[Data extracted from a collection]
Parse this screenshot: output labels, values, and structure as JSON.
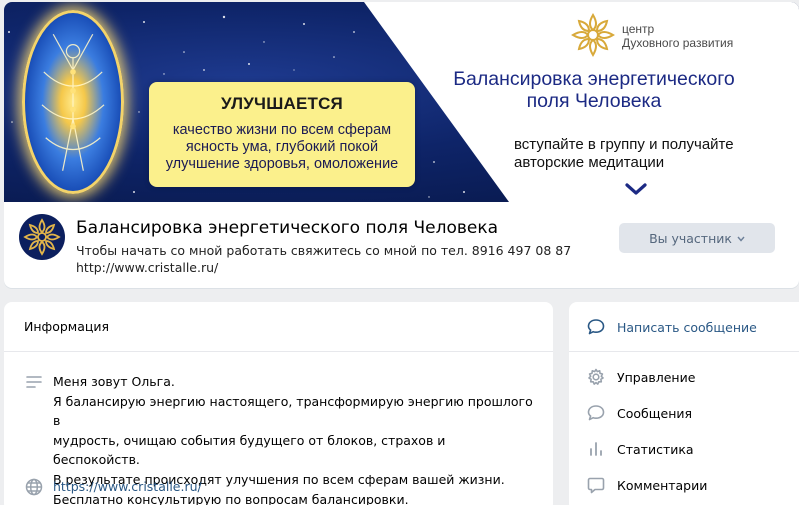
{
  "cover": {
    "highlight_title": "УЛУЧШАЕТСЯ",
    "highlight_lines": [
      "качество жизни по всем сферам",
      "ясность ума, глубокий покой",
      "улучшение здоровья, омоложение"
    ],
    "center_line1": "центр",
    "center_line2": "Духовного развития",
    "title_line1": "Балансировка энергетического",
    "title_line2": "поля Человека",
    "subtitle_line1": "вступайте в группу и получайте",
    "subtitle_line2": "авторские медитации",
    "colors": {
      "space": "#0e2468",
      "yellow": "#fbf08c",
      "title": "#1c2a84",
      "gold": "#d8a93a"
    }
  },
  "header": {
    "name": "Балансировка энергетического поля Человека",
    "status_line1": "Чтобы начать со мной работать свяжитесь со мной по тел. 8916 497 08 87",
    "status_line2": "http://www.cristalle.ru/",
    "member_button": "Вы участник"
  },
  "info": {
    "title": "Информация",
    "description": [
      "Меня зовут Ольга.",
      "Я балансирую энергию настоящего, трансформирую энергию прошлого в",
      "мудрость, очищаю события будущего от блоков, страхов и беспокойств.",
      "В результате происходят улучшения по всем сферам вашей жизни.",
      "Бесплатно консультирую по вопросам балансировки."
    ],
    "link": "https://www.cristalle.ru/",
    "description_icon": "text-lines-icon",
    "link_icon": "globe-icon"
  },
  "actions": {
    "write_message": "Написать сообщение",
    "items": [
      {
        "label": "Управление",
        "icon": "gear-icon"
      },
      {
        "label": "Сообщения",
        "icon": "message-bubble-icon"
      },
      {
        "label": "Статистика",
        "icon": "bar-chart-icon"
      },
      {
        "label": "Комментарии",
        "icon": "comment-icon"
      }
    ],
    "colors": {
      "link": "#2a5885",
      "icon": "#99a2ad"
    }
  }
}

**What you have to do:** Copy every line of the listing containing the string "жизни".

**Reply to the exercise:**
      "качество жизни по всем сферам",
      "В результате происходят улучшения по всем сферам вашей жизни.",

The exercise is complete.